## EXERCISE TASK
Images are not part of the copy; write out the rest of the data exactly as given.

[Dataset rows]

— Begin —

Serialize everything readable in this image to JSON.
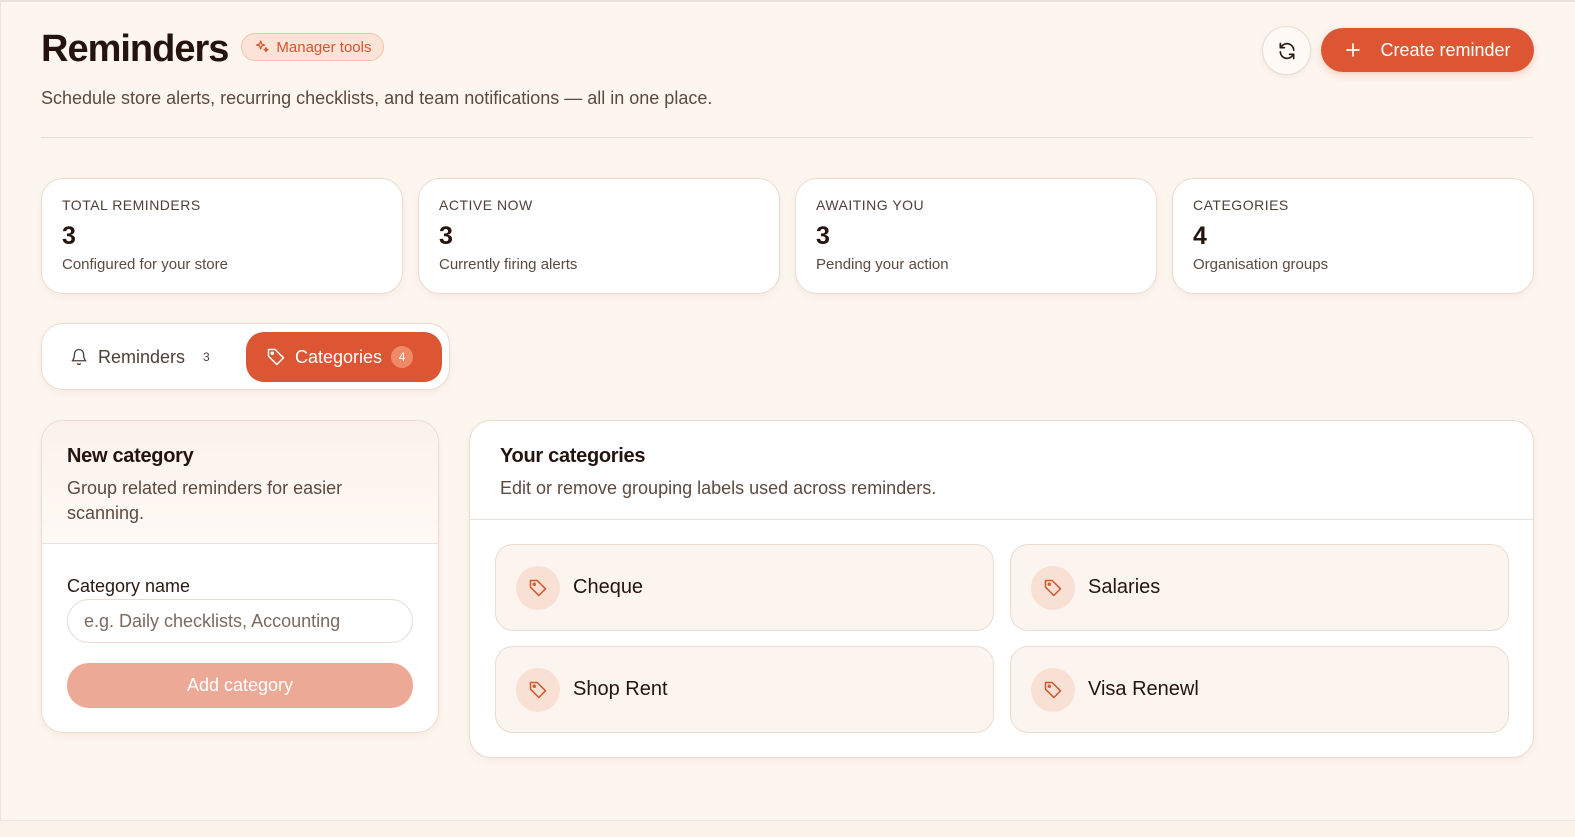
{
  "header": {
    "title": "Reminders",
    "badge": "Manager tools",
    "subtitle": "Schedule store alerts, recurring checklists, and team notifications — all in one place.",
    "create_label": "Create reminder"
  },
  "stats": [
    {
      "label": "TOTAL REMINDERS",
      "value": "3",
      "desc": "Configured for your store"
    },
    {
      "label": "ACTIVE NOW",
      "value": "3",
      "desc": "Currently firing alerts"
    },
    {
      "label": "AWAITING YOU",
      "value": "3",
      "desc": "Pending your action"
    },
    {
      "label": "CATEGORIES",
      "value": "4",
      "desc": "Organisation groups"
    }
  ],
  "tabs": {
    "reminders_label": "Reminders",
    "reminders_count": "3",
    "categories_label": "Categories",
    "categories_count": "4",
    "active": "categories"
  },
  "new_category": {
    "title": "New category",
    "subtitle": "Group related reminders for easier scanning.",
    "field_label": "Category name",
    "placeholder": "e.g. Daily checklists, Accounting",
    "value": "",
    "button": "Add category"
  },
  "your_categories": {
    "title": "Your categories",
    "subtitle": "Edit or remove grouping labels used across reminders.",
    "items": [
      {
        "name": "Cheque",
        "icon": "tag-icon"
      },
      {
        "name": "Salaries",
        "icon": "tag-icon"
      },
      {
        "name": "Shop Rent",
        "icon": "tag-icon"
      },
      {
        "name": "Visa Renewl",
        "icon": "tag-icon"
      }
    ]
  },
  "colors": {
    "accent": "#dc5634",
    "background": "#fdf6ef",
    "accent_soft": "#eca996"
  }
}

— End —

## ANSWER FOR THE TASK
Serialize everything readable in this image to JSON.
{
  "header": {
    "title": "Reminders",
    "badge": "Manager tools",
    "subtitle": "Schedule store alerts, recurring checklists, and team notifications — all in one place.",
    "create_label": "Create reminder"
  },
  "stats": [
    {
      "label": "TOTAL REMINDERS",
      "value": "3",
      "desc": "Configured for your store"
    },
    {
      "label": "ACTIVE NOW",
      "value": "3",
      "desc": "Currently firing alerts"
    },
    {
      "label": "AWAITING YOU",
      "value": "3",
      "desc": "Pending your action"
    },
    {
      "label": "CATEGORIES",
      "value": "4",
      "desc": "Organisation groups"
    }
  ],
  "tabs": {
    "reminders_label": "Reminders",
    "reminders_count": "3",
    "categories_label": "Categories",
    "categories_count": "4",
    "active": "categories"
  },
  "new_category": {
    "title": "New category",
    "subtitle": "Group related reminders for easier scanning.",
    "field_label": "Category name",
    "placeholder": "e.g. Daily checklists, Accounting",
    "value": "",
    "button": "Add category"
  },
  "your_categories": {
    "title": "Your categories",
    "subtitle": "Edit or remove grouping labels used across reminders.",
    "items": [
      {
        "name": "Cheque",
        "icon": "tag-icon"
      },
      {
        "name": "Salaries",
        "icon": "tag-icon"
      },
      {
        "name": "Shop Rent",
        "icon": "tag-icon"
      },
      {
        "name": "Visa Renewl",
        "icon": "tag-icon"
      }
    ]
  },
  "colors": {
    "accent": "#dc5634",
    "background": "#fdf6ef",
    "accent_soft": "#eca996"
  }
}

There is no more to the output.